## WHAT YOU ARE ASKED TO DO
Omit the pictures, please, and give each record below again exactly.

## GIVEN ENTRIES
§
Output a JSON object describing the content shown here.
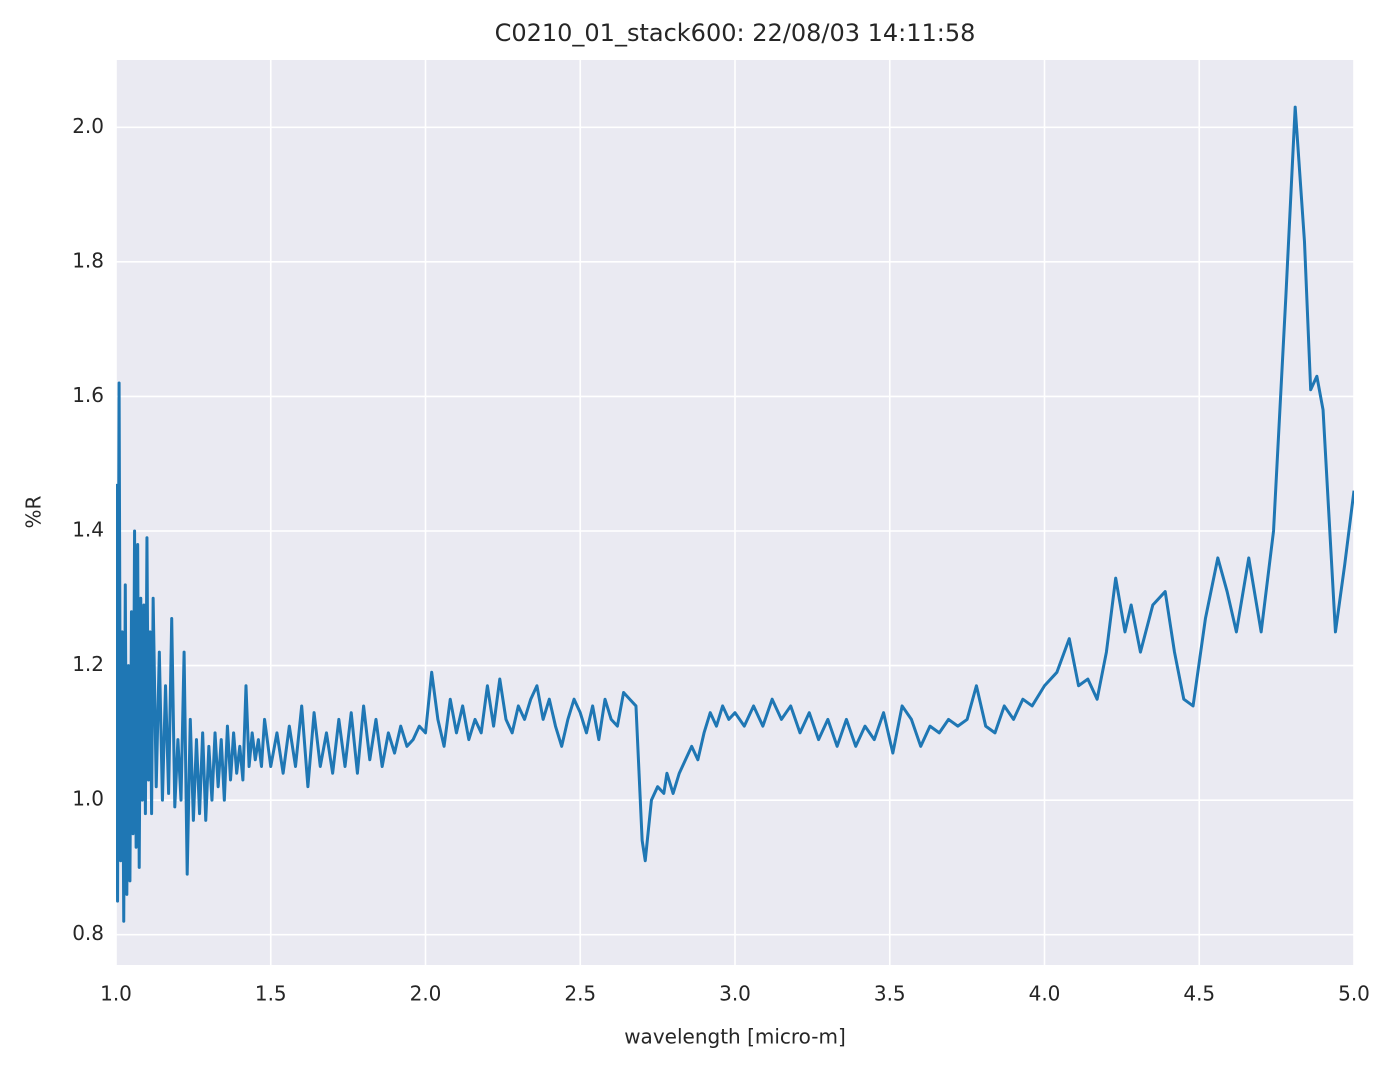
{
  "chart_data": {
    "type": "line",
    "title": "C0210_01_stack600:  22/08/03 14:11:58",
    "xlabel": "wavelength [micro-m]",
    "ylabel": "%R",
    "xlim": [
      1,
      5
    ],
    "ylim": [
      0.755,
      2.1
    ],
    "xticks": [
      {
        "value": 1,
        "label": "1.0"
      },
      1.5,
      {
        "value": 2,
        "label": "2.0"
      },
      2.5,
      {
        "value": 3,
        "label": "3.0"
      },
      3.5,
      {
        "value": 4,
        "label": "4.0"
      },
      4.5,
      {
        "value": 5,
        "label": "5.0"
      }
    ],
    "yticks": [
      0.8,
      {
        "value": 1,
        "label": "1.0"
      },
      1.2,
      1.4,
      1.6,
      1.8,
      {
        "value": 2,
        "label": "2.0"
      }
    ],
    "grid": true,
    "series": [
      {
        "color": "#1f77b4",
        "x": [
          1.0,
          1.005,
          1.01,
          1.015,
          1.02,
          1.025,
          1.03,
          1.035,
          1.04,
          1.045,
          1.05,
          1.055,
          1.06,
          1.065,
          1.07,
          1.075,
          1.08,
          1.085,
          1.09,
          1.095,
          1.1,
          1.105,
          1.11,
          1.115,
          1.12,
          1.13,
          1.14,
          1.15,
          1.16,
          1.17,
          1.18,
          1.19,
          1.2,
          1.21,
          1.22,
          1.23,
          1.24,
          1.25,
          1.26,
          1.27,
          1.28,
          1.29,
          1.3,
          1.31,
          1.32,
          1.33,
          1.34,
          1.35,
          1.36,
          1.37,
          1.38,
          1.39,
          1.4,
          1.41,
          1.42,
          1.43,
          1.44,
          1.45,
          1.46,
          1.47,
          1.48,
          1.5,
          1.52,
          1.54,
          1.56,
          1.58,
          1.6,
          1.62,
          1.64,
          1.66,
          1.68,
          1.7,
          1.72,
          1.74,
          1.76,
          1.78,
          1.8,
          1.82,
          1.84,
          1.86,
          1.88,
          1.9,
          1.92,
          1.94,
          1.96,
          1.98,
          2.0,
          2.02,
          2.04,
          2.06,
          2.08,
          2.1,
          2.12,
          2.14,
          2.16,
          2.18,
          2.2,
          2.22,
          2.24,
          2.26,
          2.28,
          2.3,
          2.32,
          2.34,
          2.36,
          2.38,
          2.4,
          2.42,
          2.44,
          2.46,
          2.48,
          2.5,
          2.52,
          2.54,
          2.56,
          2.58,
          2.6,
          2.62,
          2.64,
          2.66,
          2.68,
          2.7,
          2.71,
          2.73,
          2.75,
          2.77,
          2.78,
          2.8,
          2.82,
          2.84,
          2.86,
          2.88,
          2.9,
          2.92,
          2.94,
          2.96,
          2.98,
          3.0,
          3.03,
          3.06,
          3.09,
          3.12,
          3.15,
          3.18,
          3.21,
          3.24,
          3.27,
          3.3,
          3.33,
          3.36,
          3.39,
          3.42,
          3.45,
          3.48,
          3.51,
          3.54,
          3.57,
          3.6,
          3.63,
          3.66,
          3.69,
          3.72,
          3.75,
          3.78,
          3.81,
          3.84,
          3.87,
          3.9,
          3.93,
          3.96,
          4.0,
          4.04,
          4.08,
          4.11,
          4.14,
          4.17,
          4.2,
          4.23,
          4.26,
          4.28,
          4.31,
          4.35,
          4.39,
          4.42,
          4.45,
          4.48,
          4.52,
          4.56,
          4.59,
          4.62,
          4.66,
          4.7,
          4.74,
          4.78,
          4.81,
          4.84,
          4.86,
          4.88,
          4.9,
          4.94,
          4.97,
          5.0
        ],
        "values": [
          1.47,
          0.85,
          1.62,
          0.91,
          1.25,
          0.82,
          1.32,
          0.86,
          1.2,
          0.88,
          1.28,
          0.95,
          1.4,
          0.93,
          1.38,
          0.9,
          1.3,
          1.0,
          1.29,
          0.98,
          1.39,
          1.03,
          1.25,
          0.98,
          1.3,
          1.02,
          1.22,
          1.0,
          1.17,
          1.01,
          1.27,
          0.99,
          1.09,
          1.0,
          1.22,
          0.89,
          1.12,
          0.97,
          1.09,
          0.98,
          1.1,
          0.97,
          1.08,
          1.0,
          1.1,
          1.02,
          1.09,
          1.0,
          1.11,
          1.03,
          1.1,
          1.04,
          1.08,
          1.03,
          1.17,
          1.05,
          1.1,
          1.06,
          1.09,
          1.05,
          1.12,
          1.05,
          1.1,
          1.04,
          1.11,
          1.05,
          1.14,
          1.02,
          1.13,
          1.05,
          1.1,
          1.04,
          1.12,
          1.05,
          1.13,
          1.04,
          1.14,
          1.06,
          1.12,
          1.05,
          1.1,
          1.07,
          1.11,
          1.08,
          1.09,
          1.11,
          1.1,
          1.19,
          1.12,
          1.08,
          1.15,
          1.1,
          1.14,
          1.09,
          1.12,
          1.1,
          1.17,
          1.11,
          1.18,
          1.12,
          1.1,
          1.14,
          1.12,
          1.15,
          1.17,
          1.12,
          1.15,
          1.11,
          1.08,
          1.12,
          1.15,
          1.13,
          1.1,
          1.14,
          1.09,
          1.15,
          1.12,
          1.11,
          1.16,
          1.15,
          1.14,
          0.94,
          0.91,
          1.0,
          1.02,
          1.01,
          1.04,
          1.01,
          1.04,
          1.06,
          1.08,
          1.06,
          1.1,
          1.13,
          1.11,
          1.14,
          1.12,
          1.13,
          1.11,
          1.14,
          1.11,
          1.15,
          1.12,
          1.14,
          1.1,
          1.13,
          1.09,
          1.12,
          1.08,
          1.12,
          1.08,
          1.11,
          1.09,
          1.13,
          1.07,
          1.14,
          1.12,
          1.08,
          1.11,
          1.1,
          1.12,
          1.11,
          1.12,
          1.17,
          1.11,
          1.1,
          1.14,
          1.12,
          1.15,
          1.14,
          1.17,
          1.19,
          1.24,
          1.17,
          1.18,
          1.15,
          1.22,
          1.33,
          1.25,
          1.29,
          1.22,
          1.29,
          1.31,
          1.22,
          1.15,
          1.14,
          1.27,
          1.36,
          1.31,
          1.25,
          1.36,
          1.25,
          1.4,
          1.75,
          2.03,
          1.83,
          1.61,
          1.63,
          1.58,
          1.25,
          1.35,
          1.46
        ]
      }
    ]
  }
}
§
## SOLVED EXERCISE
Output a JSON object describing the content shown here.
{
  "chart_data": {
    "type": "line",
    "title": "C0210_01_stack600:  22/08/03 14:11:58",
    "xlabel": "wavelength [micro-m]",
    "ylabel": "%R",
    "xlim": [
      1,
      5
    ],
    "ylim": [
      0.755,
      2.1
    ],
    "xticks": [
      {
        "value": 1,
        "label": "1.0"
      },
      1.5,
      {
        "value": 2,
        "label": "2.0"
      },
      2.5,
      {
        "value": 3,
        "label": "3.0"
      },
      3.5,
      {
        "value": 4,
        "label": "4.0"
      },
      4.5,
      {
        "value": 5,
        "label": "5.0"
      }
    ],
    "yticks": [
      0.8,
      {
        "value": 1,
        "label": "1.0"
      },
      1.2,
      1.4,
      1.6,
      1.8,
      {
        "value": 2,
        "label": "2.0"
      }
    ],
    "grid": true,
    "series": [
      {
        "color": "#1f77b4",
        "x": [
          1.0,
          1.005,
          1.01,
          1.015,
          1.02,
          1.025,
          1.03,
          1.035,
          1.04,
          1.045,
          1.05,
          1.055,
          1.06,
          1.065,
          1.07,
          1.075,
          1.08,
          1.085,
          1.09,
          1.095,
          1.1,
          1.105,
          1.11,
          1.115,
          1.12,
          1.13,
          1.14,
          1.15,
          1.16,
          1.17,
          1.18,
          1.19,
          1.2,
          1.21,
          1.22,
          1.23,
          1.24,
          1.25,
          1.26,
          1.27,
          1.28,
          1.29,
          1.3,
          1.31,
          1.32,
          1.33,
          1.34,
          1.35,
          1.36,
          1.37,
          1.38,
          1.39,
          1.4,
          1.41,
          1.42,
          1.43,
          1.44,
          1.45,
          1.46,
          1.47,
          1.48,
          1.5,
          1.52,
          1.54,
          1.56,
          1.58,
          1.6,
          1.62,
          1.64,
          1.66,
          1.68,
          1.7,
          1.72,
          1.74,
          1.76,
          1.78,
          1.8,
          1.82,
          1.84,
          1.86,
          1.88,
          1.9,
          1.92,
          1.94,
          1.96,
          1.98,
          2.0,
          2.02,
          2.04,
          2.06,
          2.08,
          2.1,
          2.12,
          2.14,
          2.16,
          2.18,
          2.2,
          2.22,
          2.24,
          2.26,
          2.28,
          2.3,
          2.32,
          2.34,
          2.36,
          2.38,
          2.4,
          2.42,
          2.44,
          2.46,
          2.48,
          2.5,
          2.52,
          2.54,
          2.56,
          2.58,
          2.6,
          2.62,
          2.64,
          2.66,
          2.68,
          2.7,
          2.71,
          2.73,
          2.75,
          2.77,
          2.78,
          2.8,
          2.82,
          2.84,
          2.86,
          2.88,
          2.9,
          2.92,
          2.94,
          2.96,
          2.98,
          3.0,
          3.03,
          3.06,
          3.09,
          3.12,
          3.15,
          3.18,
          3.21,
          3.24,
          3.27,
          3.3,
          3.33,
          3.36,
          3.39,
          3.42,
          3.45,
          3.48,
          3.51,
          3.54,
          3.57,
          3.6,
          3.63,
          3.66,
          3.69,
          3.72,
          3.75,
          3.78,
          3.81,
          3.84,
          3.87,
          3.9,
          3.93,
          3.96,
          4.0,
          4.04,
          4.08,
          4.11,
          4.14,
          4.17,
          4.2,
          4.23,
          4.26,
          4.28,
          4.31,
          4.35,
          4.39,
          4.42,
          4.45,
          4.48,
          4.52,
          4.56,
          4.59,
          4.62,
          4.66,
          4.7,
          4.74,
          4.78,
          4.81,
          4.84,
          4.86,
          4.88,
          4.9,
          4.94,
          4.97,
          5.0
        ],
        "values": [
          1.47,
          0.85,
          1.62,
          0.91,
          1.25,
          0.82,
          1.32,
          0.86,
          1.2,
          0.88,
          1.28,
          0.95,
          1.4,
          0.93,
          1.38,
          0.9,
          1.3,
          1.0,
          1.29,
          0.98,
          1.39,
          1.03,
          1.25,
          0.98,
          1.3,
          1.02,
          1.22,
          1.0,
          1.17,
          1.01,
          1.27,
          0.99,
          1.09,
          1.0,
          1.22,
          0.89,
          1.12,
          0.97,
          1.09,
          0.98,
          1.1,
          0.97,
          1.08,
          1.0,
          1.1,
          1.02,
          1.09,
          1.0,
          1.11,
          1.03,
          1.1,
          1.04,
          1.08,
          1.03,
          1.17,
          1.05,
          1.1,
          1.06,
          1.09,
          1.05,
          1.12,
          1.05,
          1.1,
          1.04,
          1.11,
          1.05,
          1.14,
          1.02,
          1.13,
          1.05,
          1.1,
          1.04,
          1.12,
          1.05,
          1.13,
          1.04,
          1.14,
          1.06,
          1.12,
          1.05,
          1.1,
          1.07,
          1.11,
          1.08,
          1.09,
          1.11,
          1.1,
          1.19,
          1.12,
          1.08,
          1.15,
          1.1,
          1.14,
          1.09,
          1.12,
          1.1,
          1.17,
          1.11,
          1.18,
          1.12,
          1.1,
          1.14,
          1.12,
          1.15,
          1.17,
          1.12,
          1.15,
          1.11,
          1.08,
          1.12,
          1.15,
          1.13,
          1.1,
          1.14,
          1.09,
          1.15,
          1.12,
          1.11,
          1.16,
          1.15,
          1.14,
          0.94,
          0.91,
          1.0,
          1.02,
          1.01,
          1.04,
          1.01,
          1.04,
          1.06,
          1.08,
          1.06,
          1.1,
          1.13,
          1.11,
          1.14,
          1.12,
          1.13,
          1.11,
          1.14,
          1.11,
          1.15,
          1.12,
          1.14,
          1.1,
          1.13,
          1.09,
          1.12,
          1.08,
          1.12,
          1.08,
          1.11,
          1.09,
          1.13,
          1.07,
          1.14,
          1.12,
          1.08,
          1.11,
          1.1,
          1.12,
          1.11,
          1.12,
          1.17,
          1.11,
          1.1,
          1.14,
          1.12,
          1.15,
          1.14,
          1.17,
          1.19,
          1.24,
          1.17,
          1.18,
          1.15,
          1.22,
          1.33,
          1.25,
          1.29,
          1.22,
          1.29,
          1.31,
          1.22,
          1.15,
          1.14,
          1.27,
          1.36,
          1.31,
          1.25,
          1.36,
          1.25,
          1.4,
          1.75,
          2.03,
          1.83,
          1.61,
          1.63,
          1.58,
          1.25,
          1.35,
          1.46
        ]
      }
    ]
  }
}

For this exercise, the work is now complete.